Which lines in the records below contain the word "name"? Copy each of them.

** start DATA PROVIDED **

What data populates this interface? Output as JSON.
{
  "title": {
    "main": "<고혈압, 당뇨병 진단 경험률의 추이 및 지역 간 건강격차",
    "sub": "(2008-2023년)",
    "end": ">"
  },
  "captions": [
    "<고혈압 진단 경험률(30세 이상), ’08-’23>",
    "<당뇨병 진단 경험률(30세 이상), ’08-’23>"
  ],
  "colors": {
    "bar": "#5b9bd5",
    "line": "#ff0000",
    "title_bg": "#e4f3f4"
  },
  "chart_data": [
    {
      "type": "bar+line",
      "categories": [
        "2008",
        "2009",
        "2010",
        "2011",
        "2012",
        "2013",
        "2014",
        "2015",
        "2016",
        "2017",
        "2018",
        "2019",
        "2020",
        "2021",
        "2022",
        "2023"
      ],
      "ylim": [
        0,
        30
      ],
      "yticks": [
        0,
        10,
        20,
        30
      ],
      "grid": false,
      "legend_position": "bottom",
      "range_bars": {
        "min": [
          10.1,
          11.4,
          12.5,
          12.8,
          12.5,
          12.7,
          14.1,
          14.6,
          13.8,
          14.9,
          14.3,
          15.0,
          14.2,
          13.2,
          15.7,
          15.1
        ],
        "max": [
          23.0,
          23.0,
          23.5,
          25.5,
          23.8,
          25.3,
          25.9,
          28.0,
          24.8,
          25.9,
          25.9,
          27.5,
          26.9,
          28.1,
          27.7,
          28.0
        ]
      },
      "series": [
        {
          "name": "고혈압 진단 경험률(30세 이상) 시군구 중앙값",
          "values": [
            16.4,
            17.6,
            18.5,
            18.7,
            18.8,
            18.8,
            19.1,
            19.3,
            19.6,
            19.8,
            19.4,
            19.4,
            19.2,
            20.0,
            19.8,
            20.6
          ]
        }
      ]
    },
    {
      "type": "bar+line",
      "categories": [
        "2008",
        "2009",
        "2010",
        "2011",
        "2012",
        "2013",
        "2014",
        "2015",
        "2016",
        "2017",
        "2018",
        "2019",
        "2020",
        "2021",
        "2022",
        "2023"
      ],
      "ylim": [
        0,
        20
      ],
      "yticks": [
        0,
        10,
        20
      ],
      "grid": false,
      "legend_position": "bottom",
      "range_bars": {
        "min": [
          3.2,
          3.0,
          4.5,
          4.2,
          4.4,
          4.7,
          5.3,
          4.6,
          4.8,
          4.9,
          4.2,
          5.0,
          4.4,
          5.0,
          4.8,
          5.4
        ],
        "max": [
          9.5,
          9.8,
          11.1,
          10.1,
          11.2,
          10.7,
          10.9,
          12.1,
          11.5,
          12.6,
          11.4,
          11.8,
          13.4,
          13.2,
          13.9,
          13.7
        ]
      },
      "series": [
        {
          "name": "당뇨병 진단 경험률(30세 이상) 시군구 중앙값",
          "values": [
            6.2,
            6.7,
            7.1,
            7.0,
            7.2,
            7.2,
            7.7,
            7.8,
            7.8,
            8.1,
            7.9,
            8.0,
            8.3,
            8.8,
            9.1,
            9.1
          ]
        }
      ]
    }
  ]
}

** end DATA PROVIDED **

- **RIGHT ANSWER**:
          "name": "고혈압 진단 경험률(30세 이상) 시군구 중앙값",
          "name": "당뇨병 진단 경험률(30세 이상) 시군구 중앙값",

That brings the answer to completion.